--- Input records ---
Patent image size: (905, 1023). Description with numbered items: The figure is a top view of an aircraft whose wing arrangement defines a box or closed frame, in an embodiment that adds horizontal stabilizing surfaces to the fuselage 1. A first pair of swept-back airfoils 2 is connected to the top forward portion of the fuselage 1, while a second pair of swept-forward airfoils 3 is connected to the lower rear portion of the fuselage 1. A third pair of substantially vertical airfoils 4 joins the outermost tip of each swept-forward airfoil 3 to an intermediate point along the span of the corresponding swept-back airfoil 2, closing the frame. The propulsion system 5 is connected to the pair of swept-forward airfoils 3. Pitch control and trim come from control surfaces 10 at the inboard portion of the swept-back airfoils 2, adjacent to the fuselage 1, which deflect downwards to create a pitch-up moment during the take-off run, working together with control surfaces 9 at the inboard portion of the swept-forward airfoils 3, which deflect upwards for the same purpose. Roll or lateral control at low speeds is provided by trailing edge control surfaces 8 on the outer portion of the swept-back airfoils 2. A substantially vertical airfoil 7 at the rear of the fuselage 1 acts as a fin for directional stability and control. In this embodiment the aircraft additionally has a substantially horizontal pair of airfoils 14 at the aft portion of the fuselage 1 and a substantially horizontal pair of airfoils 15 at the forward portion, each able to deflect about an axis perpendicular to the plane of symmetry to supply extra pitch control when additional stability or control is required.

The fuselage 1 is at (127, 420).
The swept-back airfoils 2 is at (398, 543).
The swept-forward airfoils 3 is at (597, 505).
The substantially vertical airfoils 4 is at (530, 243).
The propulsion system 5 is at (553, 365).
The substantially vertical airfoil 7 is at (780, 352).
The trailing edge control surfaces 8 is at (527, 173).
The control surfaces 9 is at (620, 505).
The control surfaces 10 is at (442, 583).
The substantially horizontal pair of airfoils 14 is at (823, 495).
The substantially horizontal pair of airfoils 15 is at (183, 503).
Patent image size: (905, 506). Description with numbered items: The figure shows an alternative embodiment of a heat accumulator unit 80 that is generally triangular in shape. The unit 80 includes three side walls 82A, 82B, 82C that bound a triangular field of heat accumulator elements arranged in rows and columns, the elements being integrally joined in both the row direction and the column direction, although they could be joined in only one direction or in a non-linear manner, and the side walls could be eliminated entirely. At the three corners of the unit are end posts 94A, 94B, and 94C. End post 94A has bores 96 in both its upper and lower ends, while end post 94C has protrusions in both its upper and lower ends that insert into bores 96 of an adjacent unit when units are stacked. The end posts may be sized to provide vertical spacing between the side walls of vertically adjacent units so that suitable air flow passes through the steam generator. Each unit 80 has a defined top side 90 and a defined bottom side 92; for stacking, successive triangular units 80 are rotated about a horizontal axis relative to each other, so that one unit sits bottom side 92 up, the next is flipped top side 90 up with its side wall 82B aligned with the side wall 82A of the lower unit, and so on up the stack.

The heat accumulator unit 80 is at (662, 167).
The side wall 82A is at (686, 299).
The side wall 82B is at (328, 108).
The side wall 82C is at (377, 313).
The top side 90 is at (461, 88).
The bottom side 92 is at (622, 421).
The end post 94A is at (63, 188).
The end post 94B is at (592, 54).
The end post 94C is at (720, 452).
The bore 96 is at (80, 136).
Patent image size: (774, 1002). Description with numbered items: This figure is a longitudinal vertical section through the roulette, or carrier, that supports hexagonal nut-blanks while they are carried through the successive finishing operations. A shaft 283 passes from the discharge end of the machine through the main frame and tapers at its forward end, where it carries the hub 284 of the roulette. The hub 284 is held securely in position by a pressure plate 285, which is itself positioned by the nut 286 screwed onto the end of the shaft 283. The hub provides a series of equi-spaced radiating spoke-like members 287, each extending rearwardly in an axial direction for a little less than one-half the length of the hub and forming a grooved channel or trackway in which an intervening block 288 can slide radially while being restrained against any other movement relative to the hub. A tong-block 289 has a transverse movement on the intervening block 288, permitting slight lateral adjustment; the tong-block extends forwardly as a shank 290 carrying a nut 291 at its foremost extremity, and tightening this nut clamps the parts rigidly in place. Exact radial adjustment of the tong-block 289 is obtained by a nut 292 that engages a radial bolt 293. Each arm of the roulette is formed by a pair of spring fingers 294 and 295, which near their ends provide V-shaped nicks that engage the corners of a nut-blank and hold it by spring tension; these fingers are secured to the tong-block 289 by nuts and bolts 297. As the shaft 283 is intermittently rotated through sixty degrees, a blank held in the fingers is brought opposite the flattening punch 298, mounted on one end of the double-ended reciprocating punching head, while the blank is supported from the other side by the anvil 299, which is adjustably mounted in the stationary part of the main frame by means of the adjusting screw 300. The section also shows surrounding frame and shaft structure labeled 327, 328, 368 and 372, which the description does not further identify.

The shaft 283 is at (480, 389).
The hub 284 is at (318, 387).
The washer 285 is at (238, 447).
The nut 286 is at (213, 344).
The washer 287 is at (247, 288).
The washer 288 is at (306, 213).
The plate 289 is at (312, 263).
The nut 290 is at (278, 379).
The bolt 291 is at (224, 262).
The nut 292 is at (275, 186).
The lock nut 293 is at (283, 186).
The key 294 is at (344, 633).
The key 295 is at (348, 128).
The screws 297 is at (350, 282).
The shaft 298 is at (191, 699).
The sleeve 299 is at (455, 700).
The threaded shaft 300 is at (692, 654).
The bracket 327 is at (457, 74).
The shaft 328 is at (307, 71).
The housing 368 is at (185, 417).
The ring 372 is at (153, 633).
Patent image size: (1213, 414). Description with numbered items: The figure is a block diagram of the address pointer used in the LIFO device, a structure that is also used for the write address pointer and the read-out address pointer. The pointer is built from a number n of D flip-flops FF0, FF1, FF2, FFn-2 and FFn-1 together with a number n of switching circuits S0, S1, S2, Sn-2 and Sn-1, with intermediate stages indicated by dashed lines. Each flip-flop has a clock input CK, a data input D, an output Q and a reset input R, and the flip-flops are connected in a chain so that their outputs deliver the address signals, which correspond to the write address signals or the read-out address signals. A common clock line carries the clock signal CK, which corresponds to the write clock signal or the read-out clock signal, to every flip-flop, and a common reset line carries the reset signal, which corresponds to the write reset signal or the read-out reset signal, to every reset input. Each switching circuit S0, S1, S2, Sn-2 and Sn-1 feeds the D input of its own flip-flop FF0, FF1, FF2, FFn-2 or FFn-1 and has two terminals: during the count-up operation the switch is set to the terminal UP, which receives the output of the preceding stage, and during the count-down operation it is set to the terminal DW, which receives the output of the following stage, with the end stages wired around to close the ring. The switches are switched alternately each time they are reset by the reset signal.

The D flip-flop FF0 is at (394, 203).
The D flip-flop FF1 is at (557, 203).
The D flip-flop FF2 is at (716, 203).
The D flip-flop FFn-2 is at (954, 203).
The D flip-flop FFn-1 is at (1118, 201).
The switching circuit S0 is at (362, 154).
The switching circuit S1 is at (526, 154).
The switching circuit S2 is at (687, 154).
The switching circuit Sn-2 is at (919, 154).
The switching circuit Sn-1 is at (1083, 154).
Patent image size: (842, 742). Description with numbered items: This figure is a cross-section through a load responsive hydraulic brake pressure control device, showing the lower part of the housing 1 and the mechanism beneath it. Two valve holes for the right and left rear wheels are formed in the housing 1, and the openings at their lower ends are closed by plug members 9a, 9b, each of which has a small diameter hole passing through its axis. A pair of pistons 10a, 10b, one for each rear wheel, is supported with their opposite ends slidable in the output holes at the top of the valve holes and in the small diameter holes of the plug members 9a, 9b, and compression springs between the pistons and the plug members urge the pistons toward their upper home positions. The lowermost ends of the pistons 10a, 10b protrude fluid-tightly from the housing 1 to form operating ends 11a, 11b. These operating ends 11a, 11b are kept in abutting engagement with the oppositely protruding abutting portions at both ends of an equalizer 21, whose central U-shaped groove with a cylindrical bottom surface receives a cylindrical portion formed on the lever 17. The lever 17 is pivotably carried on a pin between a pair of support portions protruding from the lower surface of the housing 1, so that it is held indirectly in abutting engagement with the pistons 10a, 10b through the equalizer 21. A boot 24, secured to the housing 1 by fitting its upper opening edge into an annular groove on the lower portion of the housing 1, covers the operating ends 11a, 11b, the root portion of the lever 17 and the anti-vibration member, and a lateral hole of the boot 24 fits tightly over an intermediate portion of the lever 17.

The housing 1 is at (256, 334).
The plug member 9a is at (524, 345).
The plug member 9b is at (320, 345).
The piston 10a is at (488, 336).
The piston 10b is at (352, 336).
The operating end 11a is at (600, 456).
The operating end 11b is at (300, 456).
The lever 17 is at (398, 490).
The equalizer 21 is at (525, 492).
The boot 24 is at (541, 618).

--- What the exercise asks ---
List each line of the data above that contains the word "unit". Case counts.

--- Exercise answer ---
Patent image size: (905, 506). Description with numbered items: The figure shows an alternative embodiment of a heat accumulator unit 80 that is generally triangular in shape. The unit 80 includes three side walls 82A, 82B, 82C that bound a triangular field of heat accumulator elements arranged in rows and columns, the elements being integrally joined in both the row direction and the column direction, although they could be joined in only one direction or in a non-linear manner, and the side walls could be eliminated entirely. At the three corners of the unit are end posts 94A, 94B, and 94C. End post 94A has bores 96 in both its upper and lower ends, while end post 94C has protrusions in both its upper and lower ends that insert into bores 96 of an adjacent unit when units are stacked. The end posts may be sized to provide vertical spacing between the side walls of vertically adjacent units so that suitable air flow passes through the steam generator. Each unit 80 has a defined top side 90 and a defined bottom side 92; for stacking, successive triangular units 80 are rotated about a horizontal axis relative to each other, so that one unit sits bottom side 92 up, the next is flipped top side 90 up with its side wall 82B aligned with the side wall 82A of the lower unit, and so on up the stack.
The heat accumulator unit 80 is at (662, 167).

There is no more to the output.